BEGIN

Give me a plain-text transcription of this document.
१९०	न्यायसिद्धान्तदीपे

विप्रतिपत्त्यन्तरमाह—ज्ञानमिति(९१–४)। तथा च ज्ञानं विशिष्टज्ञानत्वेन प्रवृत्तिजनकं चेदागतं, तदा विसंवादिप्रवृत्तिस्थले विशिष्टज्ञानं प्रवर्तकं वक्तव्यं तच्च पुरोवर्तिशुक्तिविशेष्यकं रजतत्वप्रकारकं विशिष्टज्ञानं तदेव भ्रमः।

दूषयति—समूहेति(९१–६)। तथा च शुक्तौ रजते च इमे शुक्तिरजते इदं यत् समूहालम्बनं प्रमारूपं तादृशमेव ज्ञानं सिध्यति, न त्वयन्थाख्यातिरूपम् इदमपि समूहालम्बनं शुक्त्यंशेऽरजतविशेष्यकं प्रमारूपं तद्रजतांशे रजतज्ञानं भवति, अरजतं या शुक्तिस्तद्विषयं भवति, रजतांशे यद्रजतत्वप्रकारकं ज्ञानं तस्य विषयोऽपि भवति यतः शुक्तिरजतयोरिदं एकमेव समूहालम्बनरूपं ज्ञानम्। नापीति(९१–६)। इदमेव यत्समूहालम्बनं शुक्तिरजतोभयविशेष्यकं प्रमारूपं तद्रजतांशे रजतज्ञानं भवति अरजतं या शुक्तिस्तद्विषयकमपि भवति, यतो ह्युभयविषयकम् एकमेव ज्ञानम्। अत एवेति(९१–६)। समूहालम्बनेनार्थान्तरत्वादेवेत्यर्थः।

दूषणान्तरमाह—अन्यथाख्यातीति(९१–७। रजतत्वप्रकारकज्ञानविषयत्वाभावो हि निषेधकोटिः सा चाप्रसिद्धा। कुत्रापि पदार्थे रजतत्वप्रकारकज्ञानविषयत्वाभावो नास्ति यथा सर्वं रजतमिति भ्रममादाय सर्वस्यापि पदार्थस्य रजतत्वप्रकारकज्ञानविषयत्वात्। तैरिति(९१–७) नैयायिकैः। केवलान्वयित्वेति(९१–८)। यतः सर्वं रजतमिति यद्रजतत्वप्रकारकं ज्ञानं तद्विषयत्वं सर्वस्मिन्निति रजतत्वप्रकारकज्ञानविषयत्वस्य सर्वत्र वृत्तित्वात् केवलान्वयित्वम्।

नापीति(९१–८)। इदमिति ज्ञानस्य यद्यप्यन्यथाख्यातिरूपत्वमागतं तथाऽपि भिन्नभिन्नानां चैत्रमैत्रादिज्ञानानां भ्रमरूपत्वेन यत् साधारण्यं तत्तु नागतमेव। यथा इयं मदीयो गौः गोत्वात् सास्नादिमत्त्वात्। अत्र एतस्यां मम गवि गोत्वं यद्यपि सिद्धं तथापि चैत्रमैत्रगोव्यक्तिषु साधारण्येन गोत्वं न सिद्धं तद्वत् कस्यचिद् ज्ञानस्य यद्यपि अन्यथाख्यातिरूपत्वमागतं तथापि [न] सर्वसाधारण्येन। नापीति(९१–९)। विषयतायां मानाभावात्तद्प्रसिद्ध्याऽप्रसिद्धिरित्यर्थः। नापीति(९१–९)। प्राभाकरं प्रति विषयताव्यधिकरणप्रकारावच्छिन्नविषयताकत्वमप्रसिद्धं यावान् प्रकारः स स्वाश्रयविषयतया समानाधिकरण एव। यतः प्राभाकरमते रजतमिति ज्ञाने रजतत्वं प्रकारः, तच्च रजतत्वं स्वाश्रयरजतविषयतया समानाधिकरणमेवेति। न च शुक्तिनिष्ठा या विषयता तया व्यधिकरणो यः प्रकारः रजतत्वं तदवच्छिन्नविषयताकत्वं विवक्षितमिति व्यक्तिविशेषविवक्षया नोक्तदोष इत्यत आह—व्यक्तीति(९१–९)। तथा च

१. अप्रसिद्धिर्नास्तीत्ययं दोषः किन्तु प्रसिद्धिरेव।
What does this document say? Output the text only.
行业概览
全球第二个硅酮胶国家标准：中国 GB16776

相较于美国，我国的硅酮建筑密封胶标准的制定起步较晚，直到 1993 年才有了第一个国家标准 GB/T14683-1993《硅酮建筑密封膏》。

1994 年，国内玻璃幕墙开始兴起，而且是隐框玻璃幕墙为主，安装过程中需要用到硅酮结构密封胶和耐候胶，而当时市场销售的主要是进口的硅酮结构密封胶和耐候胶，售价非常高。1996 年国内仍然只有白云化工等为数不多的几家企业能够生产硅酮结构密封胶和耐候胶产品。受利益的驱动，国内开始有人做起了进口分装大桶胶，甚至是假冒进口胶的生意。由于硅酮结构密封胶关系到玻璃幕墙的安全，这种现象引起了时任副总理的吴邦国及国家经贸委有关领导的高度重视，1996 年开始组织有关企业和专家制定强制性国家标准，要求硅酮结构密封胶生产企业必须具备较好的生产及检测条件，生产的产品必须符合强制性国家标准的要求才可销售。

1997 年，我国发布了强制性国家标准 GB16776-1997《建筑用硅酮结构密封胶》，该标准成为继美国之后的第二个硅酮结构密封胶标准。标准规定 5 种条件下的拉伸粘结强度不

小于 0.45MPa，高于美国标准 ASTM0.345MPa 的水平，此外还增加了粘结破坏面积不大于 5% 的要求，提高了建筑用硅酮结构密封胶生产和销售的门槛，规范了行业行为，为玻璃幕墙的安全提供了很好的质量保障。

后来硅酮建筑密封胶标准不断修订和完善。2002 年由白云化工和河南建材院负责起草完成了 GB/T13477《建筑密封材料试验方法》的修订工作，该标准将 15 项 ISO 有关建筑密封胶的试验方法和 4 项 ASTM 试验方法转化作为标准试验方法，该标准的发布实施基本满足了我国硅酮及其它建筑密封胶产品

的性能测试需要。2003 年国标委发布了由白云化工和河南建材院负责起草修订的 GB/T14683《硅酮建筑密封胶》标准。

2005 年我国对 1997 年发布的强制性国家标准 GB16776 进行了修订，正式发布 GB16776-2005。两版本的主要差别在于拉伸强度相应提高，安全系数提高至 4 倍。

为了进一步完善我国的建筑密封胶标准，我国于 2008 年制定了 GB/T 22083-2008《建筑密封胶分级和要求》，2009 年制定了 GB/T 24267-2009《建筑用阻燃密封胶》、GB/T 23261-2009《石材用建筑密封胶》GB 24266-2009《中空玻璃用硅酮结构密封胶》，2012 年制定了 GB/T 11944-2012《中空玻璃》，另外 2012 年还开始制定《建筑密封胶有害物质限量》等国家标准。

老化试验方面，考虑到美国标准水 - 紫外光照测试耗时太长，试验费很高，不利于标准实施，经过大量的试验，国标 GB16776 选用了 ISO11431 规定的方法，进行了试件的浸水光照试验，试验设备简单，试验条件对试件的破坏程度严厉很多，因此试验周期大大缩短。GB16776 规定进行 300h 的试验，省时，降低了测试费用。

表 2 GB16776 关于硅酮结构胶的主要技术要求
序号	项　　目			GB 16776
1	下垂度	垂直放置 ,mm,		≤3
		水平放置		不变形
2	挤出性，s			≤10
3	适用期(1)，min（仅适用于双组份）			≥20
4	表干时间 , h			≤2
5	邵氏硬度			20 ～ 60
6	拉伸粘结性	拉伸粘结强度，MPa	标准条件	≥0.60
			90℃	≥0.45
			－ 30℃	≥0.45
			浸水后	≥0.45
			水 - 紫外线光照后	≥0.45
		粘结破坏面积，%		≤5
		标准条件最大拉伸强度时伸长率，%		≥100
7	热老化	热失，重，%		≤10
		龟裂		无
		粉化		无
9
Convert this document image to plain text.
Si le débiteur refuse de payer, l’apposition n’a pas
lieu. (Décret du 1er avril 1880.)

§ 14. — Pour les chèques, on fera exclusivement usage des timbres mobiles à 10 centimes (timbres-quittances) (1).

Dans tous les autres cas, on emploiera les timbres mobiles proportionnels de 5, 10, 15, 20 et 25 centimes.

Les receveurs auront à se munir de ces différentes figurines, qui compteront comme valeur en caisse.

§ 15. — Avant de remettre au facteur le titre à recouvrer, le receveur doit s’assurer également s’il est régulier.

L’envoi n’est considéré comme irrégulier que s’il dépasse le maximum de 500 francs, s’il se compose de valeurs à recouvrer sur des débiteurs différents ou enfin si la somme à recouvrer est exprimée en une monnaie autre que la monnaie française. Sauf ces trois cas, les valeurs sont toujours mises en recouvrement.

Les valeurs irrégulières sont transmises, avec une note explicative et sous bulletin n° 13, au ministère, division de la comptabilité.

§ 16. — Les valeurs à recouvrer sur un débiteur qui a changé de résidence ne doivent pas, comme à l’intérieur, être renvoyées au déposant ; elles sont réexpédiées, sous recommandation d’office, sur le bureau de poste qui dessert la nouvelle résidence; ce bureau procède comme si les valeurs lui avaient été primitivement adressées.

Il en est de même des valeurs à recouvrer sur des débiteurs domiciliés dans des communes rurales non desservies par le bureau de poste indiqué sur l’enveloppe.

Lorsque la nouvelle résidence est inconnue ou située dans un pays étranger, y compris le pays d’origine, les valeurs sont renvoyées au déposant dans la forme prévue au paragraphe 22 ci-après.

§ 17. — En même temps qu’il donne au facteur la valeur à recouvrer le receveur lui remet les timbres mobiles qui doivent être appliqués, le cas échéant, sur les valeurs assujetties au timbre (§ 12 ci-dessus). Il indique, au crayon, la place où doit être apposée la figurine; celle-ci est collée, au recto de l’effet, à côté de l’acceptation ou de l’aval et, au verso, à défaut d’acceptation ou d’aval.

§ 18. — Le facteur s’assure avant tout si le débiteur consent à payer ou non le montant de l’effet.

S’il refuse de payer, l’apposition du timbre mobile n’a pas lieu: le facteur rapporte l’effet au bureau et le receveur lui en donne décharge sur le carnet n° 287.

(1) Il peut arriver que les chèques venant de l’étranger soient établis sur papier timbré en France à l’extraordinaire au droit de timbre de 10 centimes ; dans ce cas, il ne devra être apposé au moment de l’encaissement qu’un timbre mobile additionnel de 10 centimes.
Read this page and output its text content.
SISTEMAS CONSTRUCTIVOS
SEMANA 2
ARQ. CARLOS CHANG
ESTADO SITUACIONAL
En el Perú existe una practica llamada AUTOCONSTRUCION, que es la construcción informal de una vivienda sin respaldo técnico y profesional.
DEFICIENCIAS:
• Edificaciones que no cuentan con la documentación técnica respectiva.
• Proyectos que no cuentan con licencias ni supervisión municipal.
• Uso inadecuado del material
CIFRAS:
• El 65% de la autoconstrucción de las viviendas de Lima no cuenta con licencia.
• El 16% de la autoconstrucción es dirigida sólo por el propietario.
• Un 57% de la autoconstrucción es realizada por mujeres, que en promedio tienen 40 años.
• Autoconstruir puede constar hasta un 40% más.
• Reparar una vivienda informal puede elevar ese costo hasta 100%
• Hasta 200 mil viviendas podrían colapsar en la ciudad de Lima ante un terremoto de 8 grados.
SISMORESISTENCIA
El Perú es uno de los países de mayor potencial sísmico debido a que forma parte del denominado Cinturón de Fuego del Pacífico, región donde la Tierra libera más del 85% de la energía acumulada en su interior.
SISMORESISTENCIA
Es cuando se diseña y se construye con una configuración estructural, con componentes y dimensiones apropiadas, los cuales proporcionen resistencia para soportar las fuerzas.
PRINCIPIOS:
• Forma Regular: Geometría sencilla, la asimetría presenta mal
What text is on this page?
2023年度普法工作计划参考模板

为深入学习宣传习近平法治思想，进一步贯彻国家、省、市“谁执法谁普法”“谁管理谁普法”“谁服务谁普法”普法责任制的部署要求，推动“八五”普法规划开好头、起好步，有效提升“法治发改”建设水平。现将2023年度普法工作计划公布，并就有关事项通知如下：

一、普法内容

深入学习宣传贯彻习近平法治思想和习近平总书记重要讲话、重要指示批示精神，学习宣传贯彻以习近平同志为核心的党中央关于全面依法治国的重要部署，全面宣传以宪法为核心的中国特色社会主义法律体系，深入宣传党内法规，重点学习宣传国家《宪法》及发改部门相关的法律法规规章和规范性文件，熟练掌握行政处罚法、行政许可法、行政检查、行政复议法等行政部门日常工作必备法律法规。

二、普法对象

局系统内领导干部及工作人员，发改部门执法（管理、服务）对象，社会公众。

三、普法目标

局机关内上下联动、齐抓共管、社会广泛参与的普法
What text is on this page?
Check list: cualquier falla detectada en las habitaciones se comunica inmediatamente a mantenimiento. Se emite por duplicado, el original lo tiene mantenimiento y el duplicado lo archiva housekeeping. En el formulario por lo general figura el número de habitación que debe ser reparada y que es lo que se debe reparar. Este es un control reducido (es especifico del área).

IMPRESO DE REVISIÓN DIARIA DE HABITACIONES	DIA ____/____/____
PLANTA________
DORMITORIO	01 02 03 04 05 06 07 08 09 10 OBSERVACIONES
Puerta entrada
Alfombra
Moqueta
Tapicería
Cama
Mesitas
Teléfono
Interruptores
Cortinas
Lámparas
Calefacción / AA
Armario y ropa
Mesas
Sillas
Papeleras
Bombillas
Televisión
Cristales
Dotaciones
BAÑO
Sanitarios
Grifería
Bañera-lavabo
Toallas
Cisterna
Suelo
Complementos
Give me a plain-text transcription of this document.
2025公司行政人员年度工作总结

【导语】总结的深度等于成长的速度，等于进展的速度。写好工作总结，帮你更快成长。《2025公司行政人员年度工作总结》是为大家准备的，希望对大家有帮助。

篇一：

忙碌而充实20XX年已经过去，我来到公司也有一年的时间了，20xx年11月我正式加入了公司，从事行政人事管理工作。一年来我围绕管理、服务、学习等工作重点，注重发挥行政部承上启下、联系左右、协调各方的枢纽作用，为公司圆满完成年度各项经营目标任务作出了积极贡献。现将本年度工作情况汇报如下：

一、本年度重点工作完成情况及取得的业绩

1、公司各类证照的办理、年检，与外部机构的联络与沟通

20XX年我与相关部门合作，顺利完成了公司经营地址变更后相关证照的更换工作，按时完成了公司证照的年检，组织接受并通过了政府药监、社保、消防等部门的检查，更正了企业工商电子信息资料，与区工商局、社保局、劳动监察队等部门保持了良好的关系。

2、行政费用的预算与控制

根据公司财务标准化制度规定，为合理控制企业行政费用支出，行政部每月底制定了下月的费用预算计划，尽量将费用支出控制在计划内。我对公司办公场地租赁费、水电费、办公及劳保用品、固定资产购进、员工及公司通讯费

END

▸ Exercise prompt
Pull out all lines containing "centimes".

▸ Solution to this exercise
§ 14. — Pour les chèques, on fera exclusivement usage des timbres mobiles à 10 centimes (timbres-quittances) (1).
Dans tous les autres cas, on emploiera les timbres mobiles proportionnels de 5, 10, 15, 20 et 25 centimes.
(1) Il peut arriver que les chèques venant de l’étranger soient établis sur papier timbré en France à l’extraordinaire au droit de timbre de 10 centimes ; dans ce cas, il ne devra être apposé au moment de l’encaissement qu’un timbre mobile additionnel de 10 centimes.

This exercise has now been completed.